>> Begin
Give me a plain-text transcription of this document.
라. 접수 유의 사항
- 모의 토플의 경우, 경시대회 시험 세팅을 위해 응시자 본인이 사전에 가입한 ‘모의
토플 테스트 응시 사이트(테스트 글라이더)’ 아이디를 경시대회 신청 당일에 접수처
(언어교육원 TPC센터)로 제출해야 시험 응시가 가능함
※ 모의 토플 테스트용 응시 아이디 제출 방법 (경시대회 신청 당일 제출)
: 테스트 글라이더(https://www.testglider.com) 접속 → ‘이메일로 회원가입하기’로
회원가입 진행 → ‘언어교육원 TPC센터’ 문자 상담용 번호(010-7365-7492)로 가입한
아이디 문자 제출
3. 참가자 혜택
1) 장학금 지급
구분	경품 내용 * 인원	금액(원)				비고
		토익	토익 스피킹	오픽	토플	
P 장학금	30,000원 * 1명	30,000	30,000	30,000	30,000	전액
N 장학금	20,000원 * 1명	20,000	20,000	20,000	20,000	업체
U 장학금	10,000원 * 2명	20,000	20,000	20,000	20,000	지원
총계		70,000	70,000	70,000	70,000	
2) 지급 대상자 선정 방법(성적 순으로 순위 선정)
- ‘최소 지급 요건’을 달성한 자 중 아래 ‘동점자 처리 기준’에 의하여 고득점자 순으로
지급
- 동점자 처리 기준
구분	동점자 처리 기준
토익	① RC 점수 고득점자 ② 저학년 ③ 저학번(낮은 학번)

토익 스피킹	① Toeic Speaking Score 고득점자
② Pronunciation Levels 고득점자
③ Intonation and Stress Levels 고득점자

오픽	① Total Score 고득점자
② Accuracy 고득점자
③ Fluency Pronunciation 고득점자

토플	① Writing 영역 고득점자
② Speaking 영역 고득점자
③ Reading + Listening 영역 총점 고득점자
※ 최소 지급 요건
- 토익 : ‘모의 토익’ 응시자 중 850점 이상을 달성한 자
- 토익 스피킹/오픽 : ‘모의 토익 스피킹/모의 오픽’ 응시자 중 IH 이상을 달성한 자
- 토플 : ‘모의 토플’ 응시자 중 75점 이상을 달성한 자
>> End
### What to produce
Using the listing above, show each line holding the string "Speaking".

### Task result
토익 스피킹	① Toeic Speaking Score 고득점자
② Speaking 영역 고득점자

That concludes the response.